◆ **Aim of the task**: Provide nothing but the number of lines containing the string "colonies".

◆ **Provided information**:

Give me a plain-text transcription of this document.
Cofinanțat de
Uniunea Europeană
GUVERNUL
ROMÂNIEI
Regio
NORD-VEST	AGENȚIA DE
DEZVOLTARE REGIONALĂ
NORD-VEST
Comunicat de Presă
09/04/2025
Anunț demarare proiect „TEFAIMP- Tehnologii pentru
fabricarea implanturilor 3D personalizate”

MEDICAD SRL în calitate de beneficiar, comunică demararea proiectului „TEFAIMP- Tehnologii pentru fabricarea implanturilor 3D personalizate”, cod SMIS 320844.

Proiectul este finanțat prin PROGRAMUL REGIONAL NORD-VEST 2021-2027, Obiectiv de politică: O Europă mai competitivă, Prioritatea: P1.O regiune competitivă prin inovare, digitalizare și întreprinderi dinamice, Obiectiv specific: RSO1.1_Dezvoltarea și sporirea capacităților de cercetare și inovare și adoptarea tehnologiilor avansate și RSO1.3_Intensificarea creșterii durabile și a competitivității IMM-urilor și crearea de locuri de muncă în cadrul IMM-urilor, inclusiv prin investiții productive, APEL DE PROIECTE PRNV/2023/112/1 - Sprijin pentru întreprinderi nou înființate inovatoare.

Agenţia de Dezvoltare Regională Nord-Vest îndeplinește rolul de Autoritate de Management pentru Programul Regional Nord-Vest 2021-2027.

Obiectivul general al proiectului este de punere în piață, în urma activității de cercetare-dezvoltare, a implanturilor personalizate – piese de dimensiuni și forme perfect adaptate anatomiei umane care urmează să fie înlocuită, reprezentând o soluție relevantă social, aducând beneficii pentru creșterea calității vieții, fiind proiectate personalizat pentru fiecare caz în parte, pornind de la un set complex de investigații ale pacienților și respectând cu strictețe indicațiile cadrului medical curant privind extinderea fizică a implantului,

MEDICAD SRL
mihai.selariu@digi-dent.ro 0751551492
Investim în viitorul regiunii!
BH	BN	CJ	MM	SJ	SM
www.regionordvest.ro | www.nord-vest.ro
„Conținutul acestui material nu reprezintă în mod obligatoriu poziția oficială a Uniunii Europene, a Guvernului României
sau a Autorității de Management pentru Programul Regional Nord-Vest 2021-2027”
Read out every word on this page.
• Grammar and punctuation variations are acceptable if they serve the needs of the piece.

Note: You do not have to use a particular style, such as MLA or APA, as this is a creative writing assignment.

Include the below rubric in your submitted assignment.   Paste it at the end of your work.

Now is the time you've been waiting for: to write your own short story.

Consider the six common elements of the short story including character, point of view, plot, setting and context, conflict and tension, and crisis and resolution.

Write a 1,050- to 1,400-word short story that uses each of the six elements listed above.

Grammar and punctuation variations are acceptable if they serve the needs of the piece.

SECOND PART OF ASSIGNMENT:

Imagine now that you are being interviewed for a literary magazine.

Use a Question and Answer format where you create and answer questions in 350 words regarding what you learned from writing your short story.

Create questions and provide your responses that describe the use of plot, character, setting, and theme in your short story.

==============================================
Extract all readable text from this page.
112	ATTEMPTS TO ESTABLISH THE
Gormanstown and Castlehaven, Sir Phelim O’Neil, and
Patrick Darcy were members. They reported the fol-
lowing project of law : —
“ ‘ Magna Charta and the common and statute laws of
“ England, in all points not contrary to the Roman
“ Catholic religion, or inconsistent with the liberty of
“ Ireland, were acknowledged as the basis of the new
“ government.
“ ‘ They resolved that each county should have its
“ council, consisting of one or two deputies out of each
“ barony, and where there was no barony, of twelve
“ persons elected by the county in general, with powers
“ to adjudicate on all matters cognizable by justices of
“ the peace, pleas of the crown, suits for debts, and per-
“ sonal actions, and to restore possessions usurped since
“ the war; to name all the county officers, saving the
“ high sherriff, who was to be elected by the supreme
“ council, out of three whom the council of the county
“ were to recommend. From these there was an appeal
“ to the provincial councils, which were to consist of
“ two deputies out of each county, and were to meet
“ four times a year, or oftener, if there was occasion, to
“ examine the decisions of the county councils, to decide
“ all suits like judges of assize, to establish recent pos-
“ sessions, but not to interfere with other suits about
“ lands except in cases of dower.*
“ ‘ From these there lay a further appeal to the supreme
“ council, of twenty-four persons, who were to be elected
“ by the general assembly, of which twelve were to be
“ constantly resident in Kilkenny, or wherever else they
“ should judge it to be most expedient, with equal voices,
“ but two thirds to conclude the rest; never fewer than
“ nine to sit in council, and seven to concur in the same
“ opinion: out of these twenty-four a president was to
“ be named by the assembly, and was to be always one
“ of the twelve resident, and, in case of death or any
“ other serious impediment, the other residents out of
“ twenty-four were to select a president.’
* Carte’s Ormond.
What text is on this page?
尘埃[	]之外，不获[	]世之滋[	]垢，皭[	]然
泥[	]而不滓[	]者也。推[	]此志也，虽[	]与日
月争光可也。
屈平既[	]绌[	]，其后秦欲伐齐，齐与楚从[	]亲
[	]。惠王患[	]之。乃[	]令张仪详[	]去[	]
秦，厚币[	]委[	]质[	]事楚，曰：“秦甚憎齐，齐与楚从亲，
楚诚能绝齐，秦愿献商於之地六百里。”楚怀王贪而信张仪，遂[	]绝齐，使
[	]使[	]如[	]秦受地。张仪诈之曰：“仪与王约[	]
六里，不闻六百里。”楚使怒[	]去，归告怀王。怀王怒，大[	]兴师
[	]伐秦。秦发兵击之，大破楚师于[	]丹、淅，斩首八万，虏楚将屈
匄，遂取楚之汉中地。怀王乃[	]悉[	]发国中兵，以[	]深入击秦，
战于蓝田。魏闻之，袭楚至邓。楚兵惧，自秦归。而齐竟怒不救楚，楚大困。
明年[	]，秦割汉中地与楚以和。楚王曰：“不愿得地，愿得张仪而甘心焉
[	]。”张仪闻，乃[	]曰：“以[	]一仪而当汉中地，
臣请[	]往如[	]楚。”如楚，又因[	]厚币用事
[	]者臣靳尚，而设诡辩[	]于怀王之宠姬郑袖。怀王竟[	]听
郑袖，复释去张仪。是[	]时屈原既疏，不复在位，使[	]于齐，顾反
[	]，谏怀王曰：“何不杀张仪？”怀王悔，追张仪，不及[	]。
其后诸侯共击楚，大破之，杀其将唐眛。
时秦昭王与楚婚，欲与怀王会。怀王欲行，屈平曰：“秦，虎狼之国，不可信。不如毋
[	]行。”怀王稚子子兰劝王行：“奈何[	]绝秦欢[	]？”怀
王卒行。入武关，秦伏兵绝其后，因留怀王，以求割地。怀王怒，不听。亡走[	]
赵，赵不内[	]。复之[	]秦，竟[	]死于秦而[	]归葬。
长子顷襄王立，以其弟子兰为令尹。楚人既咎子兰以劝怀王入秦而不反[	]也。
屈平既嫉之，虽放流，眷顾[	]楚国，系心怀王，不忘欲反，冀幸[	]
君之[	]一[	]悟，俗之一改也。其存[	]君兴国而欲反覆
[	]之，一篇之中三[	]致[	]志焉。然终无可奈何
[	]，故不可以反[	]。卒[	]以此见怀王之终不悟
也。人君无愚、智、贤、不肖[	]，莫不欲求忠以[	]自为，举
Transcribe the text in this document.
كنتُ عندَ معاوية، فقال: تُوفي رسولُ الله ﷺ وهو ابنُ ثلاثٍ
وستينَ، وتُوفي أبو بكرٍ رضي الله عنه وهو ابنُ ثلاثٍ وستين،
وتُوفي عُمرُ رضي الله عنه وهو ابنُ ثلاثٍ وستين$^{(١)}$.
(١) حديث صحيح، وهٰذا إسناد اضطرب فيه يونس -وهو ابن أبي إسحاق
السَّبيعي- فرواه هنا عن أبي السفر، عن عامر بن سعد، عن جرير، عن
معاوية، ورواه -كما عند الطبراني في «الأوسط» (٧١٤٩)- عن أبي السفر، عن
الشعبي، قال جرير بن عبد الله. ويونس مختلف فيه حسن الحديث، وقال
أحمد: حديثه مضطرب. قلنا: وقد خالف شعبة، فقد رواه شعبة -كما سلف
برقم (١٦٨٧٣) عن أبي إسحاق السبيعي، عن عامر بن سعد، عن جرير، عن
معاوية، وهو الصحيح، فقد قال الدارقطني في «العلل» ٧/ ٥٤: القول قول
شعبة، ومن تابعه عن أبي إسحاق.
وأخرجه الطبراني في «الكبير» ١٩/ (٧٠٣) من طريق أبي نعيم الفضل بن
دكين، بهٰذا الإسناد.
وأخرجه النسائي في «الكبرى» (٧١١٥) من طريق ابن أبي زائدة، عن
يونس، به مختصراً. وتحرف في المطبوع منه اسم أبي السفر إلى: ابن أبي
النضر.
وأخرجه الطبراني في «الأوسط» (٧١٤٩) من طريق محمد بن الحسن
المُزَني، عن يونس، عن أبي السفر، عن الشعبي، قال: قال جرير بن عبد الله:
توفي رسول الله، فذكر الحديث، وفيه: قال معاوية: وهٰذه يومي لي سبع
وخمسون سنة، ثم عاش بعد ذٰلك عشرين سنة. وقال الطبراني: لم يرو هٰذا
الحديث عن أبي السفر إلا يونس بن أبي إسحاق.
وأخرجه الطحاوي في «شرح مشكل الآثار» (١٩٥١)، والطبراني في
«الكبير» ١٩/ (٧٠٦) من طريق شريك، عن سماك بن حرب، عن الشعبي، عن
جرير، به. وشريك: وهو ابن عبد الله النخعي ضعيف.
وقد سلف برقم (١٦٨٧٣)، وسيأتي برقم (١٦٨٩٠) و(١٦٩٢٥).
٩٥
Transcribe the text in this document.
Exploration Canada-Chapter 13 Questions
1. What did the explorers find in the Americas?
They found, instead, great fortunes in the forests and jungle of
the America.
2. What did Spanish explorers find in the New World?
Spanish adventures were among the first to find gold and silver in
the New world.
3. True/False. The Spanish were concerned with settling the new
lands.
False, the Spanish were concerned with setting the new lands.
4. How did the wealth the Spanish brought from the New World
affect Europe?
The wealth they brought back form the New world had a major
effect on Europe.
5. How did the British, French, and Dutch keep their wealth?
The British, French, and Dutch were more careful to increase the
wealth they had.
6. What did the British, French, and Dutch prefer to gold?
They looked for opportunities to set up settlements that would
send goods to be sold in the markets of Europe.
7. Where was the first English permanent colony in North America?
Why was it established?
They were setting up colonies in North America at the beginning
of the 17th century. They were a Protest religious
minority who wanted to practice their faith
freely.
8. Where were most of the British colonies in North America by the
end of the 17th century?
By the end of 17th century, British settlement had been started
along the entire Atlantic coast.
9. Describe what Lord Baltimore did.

◆ **Solution to the exercise**: 2